_TASK PROMPT:_ Lines that contain the string "icon" are to be copied; leave out all others.

_INFORMATION GIVEN:_
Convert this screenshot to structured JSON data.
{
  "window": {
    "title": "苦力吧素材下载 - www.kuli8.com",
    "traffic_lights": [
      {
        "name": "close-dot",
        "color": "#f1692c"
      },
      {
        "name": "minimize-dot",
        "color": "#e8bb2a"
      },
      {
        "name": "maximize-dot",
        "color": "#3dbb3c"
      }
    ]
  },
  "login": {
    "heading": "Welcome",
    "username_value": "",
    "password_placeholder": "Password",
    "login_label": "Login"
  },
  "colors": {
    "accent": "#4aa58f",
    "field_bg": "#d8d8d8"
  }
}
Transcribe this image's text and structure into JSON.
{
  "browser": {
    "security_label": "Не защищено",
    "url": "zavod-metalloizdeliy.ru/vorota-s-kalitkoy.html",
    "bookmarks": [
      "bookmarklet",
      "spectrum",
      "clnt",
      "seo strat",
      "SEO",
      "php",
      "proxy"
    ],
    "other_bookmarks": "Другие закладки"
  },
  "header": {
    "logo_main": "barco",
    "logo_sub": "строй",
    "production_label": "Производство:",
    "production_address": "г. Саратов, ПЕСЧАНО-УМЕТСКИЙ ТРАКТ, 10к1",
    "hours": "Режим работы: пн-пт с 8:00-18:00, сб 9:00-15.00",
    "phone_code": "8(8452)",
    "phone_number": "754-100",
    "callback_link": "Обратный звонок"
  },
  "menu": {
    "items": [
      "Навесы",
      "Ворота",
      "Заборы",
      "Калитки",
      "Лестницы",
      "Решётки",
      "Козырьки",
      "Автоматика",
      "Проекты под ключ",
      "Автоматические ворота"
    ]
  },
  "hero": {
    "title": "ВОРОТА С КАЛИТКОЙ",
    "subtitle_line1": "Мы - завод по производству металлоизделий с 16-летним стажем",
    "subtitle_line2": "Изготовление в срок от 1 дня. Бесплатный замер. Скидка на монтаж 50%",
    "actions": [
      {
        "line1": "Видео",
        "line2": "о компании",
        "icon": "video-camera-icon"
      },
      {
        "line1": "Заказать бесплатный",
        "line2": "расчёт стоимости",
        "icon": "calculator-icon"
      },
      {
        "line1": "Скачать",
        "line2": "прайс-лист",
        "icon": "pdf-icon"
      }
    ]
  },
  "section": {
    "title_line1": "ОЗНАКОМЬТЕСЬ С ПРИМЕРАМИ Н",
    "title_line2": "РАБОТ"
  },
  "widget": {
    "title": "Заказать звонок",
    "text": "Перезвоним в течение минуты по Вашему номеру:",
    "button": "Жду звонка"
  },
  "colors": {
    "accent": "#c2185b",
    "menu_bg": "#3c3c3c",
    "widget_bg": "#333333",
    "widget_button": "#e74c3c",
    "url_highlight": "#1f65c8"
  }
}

_EXERCISE RESULT:_
        "icon": "video-camera-icon"
        "icon": "calculator-icon"
        "icon": "pdf-icon"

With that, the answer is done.